# Given instruction
Reproduce the items exactly, starting at their first line and ending with the line that contains "list-item[interactable]: 32.警告喇叭 xyxy=(20,254,200,289)", including both of those lines.

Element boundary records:
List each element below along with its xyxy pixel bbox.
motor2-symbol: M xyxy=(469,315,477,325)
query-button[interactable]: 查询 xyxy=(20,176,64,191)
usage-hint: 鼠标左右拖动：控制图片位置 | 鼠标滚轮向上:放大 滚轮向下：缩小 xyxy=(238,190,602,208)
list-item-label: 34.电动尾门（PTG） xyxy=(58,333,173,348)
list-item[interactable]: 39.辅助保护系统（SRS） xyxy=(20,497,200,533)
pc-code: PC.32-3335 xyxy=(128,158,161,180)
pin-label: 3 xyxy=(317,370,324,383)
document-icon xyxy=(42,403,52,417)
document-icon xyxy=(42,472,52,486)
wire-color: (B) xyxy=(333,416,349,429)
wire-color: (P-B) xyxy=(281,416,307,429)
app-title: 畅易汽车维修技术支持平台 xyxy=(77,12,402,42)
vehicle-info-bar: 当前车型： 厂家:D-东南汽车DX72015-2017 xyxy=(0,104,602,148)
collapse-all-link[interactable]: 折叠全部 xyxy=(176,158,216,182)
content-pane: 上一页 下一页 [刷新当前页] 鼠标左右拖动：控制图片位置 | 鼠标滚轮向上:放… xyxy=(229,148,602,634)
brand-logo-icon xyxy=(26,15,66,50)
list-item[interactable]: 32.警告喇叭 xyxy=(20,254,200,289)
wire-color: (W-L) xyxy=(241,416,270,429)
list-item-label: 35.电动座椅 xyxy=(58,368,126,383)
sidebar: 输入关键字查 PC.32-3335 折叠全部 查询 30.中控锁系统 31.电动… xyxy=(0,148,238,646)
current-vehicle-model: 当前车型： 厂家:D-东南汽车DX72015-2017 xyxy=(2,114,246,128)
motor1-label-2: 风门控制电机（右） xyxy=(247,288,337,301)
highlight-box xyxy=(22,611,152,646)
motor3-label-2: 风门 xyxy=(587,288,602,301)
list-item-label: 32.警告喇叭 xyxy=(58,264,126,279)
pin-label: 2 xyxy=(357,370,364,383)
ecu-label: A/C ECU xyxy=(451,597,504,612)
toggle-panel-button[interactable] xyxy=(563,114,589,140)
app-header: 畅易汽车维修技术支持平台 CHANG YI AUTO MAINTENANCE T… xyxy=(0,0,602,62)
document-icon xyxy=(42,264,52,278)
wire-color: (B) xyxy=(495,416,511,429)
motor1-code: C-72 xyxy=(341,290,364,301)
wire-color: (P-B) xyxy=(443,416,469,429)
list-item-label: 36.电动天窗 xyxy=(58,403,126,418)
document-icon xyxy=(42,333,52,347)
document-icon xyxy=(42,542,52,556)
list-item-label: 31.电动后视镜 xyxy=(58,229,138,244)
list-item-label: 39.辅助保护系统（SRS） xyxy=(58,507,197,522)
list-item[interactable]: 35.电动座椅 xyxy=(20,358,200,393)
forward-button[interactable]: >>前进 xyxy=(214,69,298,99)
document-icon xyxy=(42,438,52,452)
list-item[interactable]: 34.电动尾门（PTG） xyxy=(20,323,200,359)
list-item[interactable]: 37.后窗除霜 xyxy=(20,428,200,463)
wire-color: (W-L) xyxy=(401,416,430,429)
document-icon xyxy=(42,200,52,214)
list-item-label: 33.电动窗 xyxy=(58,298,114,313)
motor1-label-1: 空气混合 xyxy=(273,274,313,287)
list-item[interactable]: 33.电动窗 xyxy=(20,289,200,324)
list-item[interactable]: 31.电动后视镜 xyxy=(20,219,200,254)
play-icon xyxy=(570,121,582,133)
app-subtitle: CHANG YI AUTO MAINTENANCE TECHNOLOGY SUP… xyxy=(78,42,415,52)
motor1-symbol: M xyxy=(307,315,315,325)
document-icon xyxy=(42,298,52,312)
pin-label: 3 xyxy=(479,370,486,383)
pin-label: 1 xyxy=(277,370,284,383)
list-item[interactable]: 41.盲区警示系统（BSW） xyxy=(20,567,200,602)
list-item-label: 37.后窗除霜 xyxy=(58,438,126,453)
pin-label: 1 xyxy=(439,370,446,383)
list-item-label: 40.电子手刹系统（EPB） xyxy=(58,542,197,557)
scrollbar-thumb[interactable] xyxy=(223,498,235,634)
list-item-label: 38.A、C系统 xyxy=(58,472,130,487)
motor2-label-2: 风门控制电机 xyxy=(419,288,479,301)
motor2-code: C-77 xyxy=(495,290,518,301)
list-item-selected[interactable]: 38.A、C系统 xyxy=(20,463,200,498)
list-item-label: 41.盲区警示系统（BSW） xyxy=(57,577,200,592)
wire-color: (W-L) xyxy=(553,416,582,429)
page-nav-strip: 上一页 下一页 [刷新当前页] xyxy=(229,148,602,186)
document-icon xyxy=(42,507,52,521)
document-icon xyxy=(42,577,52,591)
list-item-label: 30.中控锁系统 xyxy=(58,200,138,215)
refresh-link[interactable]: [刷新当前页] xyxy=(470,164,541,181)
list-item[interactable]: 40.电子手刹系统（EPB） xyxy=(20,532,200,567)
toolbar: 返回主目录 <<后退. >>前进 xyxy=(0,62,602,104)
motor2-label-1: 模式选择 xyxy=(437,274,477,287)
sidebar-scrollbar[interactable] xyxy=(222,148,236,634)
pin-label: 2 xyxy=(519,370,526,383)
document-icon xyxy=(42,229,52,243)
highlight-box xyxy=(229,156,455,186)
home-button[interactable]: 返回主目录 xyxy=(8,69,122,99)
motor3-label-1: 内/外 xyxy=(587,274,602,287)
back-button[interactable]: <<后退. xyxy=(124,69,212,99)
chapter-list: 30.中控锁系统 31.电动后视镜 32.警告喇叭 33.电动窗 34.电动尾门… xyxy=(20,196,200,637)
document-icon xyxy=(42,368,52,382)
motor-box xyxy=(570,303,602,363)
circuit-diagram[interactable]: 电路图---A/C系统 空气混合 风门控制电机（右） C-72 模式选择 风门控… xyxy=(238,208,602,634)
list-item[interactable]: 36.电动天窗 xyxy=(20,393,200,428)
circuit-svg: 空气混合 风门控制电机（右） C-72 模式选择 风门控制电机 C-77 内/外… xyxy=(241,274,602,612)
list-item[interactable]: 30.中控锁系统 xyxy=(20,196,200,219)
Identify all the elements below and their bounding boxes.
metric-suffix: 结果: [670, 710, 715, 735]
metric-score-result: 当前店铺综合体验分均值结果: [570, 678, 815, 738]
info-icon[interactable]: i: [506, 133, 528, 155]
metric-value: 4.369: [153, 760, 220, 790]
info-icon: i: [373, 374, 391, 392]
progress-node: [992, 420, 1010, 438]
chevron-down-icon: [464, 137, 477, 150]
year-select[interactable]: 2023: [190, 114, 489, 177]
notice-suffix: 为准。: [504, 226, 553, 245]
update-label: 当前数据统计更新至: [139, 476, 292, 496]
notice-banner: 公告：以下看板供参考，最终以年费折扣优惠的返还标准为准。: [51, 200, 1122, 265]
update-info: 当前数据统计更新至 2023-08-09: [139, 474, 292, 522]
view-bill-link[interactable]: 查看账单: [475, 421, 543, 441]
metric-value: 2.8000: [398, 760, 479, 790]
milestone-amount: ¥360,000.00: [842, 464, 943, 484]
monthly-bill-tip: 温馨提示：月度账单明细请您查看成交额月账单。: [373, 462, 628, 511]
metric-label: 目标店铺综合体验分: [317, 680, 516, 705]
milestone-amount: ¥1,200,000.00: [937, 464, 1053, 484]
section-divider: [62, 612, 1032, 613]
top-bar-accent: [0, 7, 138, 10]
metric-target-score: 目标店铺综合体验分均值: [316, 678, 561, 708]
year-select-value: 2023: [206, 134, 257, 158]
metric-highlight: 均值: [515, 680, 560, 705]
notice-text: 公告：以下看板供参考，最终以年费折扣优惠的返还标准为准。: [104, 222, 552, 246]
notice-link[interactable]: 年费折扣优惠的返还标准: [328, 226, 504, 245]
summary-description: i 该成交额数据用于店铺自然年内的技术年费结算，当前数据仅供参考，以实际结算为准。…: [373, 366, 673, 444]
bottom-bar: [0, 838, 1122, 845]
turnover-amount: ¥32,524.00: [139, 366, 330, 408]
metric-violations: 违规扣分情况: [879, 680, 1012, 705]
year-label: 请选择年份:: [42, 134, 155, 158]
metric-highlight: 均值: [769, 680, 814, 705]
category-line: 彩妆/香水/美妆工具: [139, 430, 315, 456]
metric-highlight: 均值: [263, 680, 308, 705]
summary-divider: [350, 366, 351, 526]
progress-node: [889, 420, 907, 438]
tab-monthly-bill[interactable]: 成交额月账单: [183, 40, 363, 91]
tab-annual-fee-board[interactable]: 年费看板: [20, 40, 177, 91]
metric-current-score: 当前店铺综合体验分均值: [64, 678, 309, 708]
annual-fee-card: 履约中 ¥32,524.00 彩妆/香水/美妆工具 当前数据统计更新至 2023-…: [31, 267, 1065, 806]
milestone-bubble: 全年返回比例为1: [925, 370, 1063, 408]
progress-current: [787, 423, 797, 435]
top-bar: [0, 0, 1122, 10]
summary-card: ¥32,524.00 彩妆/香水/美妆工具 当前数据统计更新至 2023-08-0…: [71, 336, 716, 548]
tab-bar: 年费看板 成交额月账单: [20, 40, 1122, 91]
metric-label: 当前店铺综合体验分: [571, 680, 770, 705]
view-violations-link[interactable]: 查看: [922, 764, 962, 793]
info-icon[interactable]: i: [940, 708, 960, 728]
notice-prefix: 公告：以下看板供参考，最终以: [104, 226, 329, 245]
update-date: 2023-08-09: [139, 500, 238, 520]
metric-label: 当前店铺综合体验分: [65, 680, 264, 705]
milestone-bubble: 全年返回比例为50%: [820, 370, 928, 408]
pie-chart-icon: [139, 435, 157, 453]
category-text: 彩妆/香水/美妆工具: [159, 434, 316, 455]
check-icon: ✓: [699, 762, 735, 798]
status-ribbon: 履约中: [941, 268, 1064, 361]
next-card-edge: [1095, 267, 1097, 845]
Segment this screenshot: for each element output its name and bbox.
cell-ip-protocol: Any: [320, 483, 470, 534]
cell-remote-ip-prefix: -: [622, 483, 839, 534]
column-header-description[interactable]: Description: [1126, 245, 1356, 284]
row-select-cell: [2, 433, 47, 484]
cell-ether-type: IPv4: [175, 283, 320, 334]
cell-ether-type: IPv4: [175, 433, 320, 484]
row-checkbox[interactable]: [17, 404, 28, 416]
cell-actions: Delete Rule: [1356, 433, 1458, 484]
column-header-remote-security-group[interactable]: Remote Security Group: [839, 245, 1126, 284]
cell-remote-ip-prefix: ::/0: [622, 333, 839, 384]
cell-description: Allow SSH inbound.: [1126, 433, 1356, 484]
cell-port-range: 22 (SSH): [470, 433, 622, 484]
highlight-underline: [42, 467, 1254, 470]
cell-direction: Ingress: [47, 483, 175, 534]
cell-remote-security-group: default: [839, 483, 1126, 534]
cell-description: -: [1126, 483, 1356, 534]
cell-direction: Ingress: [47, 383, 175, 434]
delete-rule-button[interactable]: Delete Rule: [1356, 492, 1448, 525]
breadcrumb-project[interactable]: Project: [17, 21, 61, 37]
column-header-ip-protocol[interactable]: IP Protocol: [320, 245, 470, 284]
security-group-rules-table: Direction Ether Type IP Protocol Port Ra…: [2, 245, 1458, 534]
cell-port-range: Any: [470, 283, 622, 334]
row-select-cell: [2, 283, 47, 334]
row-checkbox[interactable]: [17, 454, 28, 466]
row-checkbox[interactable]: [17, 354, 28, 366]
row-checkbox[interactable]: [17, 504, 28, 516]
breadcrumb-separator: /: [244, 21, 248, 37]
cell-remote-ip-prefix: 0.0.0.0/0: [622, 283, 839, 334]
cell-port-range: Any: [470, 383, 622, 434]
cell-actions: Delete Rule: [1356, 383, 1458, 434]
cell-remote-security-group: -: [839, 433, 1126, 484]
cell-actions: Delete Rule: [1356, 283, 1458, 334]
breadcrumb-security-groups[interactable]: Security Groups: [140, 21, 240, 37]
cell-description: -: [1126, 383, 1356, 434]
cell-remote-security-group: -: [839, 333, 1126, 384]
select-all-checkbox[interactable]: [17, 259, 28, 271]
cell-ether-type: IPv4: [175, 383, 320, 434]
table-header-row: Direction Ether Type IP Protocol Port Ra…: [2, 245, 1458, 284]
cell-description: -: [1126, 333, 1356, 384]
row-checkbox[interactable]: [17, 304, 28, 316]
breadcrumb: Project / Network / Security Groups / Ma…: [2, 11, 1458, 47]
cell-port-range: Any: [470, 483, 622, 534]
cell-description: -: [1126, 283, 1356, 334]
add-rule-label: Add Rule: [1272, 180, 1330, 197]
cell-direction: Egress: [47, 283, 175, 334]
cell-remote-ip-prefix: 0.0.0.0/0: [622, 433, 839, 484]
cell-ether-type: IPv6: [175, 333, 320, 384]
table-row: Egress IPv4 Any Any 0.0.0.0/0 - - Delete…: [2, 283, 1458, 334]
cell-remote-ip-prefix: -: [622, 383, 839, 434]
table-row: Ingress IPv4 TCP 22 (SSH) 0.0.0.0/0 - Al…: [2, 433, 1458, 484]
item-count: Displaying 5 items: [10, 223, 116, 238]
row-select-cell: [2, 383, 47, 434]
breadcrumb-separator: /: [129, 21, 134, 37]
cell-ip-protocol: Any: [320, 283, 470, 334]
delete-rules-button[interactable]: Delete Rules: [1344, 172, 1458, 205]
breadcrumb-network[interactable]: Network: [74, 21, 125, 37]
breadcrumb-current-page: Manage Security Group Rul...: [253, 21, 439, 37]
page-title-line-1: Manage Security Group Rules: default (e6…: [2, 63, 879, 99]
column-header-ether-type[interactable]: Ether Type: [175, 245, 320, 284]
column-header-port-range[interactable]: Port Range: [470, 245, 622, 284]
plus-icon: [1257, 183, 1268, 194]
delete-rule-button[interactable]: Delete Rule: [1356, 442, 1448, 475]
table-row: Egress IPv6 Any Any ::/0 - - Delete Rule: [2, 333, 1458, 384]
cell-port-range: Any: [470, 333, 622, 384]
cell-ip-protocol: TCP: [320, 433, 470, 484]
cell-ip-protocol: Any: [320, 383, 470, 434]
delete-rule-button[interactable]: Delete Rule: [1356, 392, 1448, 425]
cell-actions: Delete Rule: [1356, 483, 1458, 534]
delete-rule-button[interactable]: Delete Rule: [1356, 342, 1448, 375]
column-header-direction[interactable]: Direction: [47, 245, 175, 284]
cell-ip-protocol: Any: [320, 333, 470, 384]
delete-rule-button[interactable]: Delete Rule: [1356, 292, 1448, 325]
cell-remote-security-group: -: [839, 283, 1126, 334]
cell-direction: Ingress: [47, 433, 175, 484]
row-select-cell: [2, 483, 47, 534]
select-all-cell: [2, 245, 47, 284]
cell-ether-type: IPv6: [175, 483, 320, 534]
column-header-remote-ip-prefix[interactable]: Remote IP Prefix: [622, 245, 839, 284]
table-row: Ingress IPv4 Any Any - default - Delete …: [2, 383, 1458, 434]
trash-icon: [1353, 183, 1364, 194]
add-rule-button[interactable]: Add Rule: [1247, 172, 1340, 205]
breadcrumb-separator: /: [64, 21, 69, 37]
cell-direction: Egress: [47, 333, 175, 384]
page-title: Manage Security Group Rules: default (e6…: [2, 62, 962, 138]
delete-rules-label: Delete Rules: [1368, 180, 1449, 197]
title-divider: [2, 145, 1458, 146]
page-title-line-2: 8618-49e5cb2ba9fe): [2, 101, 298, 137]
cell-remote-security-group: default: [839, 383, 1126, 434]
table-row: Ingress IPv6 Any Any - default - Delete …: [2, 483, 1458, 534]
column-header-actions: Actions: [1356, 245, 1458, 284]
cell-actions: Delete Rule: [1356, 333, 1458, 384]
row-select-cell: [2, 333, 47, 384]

# Full solution
List each element below along with its xyxy pixel bbox.
motor2-symbol: M xyxy=(469,315,477,325)
query-button[interactable]: 查询 xyxy=(20,176,64,191)
usage-hint: 鼠标左右拖动：控制图片位置 | 鼠标滚轮向上:放大 滚轮向下：缩小 xyxy=(238,190,602,208)
list-item-label: 34.电动尾门（PTG） xyxy=(58,333,173,348)
list-item[interactable]: 39.辅助保护系统（SRS） xyxy=(20,497,200,533)
pc-code: PC.32-3335 xyxy=(128,158,161,180)
pin-label: 3 xyxy=(317,370,324,383)
document-icon xyxy=(42,403,52,417)
document-icon xyxy=(42,472,52,486)
wire-color: (B) xyxy=(333,416,349,429)
wire-color: (P-B) xyxy=(281,416,307,429)
app-title: 畅易汽车维修技术支持平台 xyxy=(77,12,402,42)
vehicle-info-bar: 当前车型： 厂家:D-东南汽车DX72015-2017 xyxy=(0,104,602,148)
collapse-all-link[interactable]: 折叠全部 xyxy=(176,158,216,182)
content-pane: 上一页 下一页 [刷新当前页] 鼠标左右拖动：控制图片位置 | 鼠标滚轮向上:放… xyxy=(229,148,602,634)
brand-logo-icon xyxy=(26,15,66,50)
list-item[interactable]: 32.警告喇叭 xyxy=(20,254,200,289)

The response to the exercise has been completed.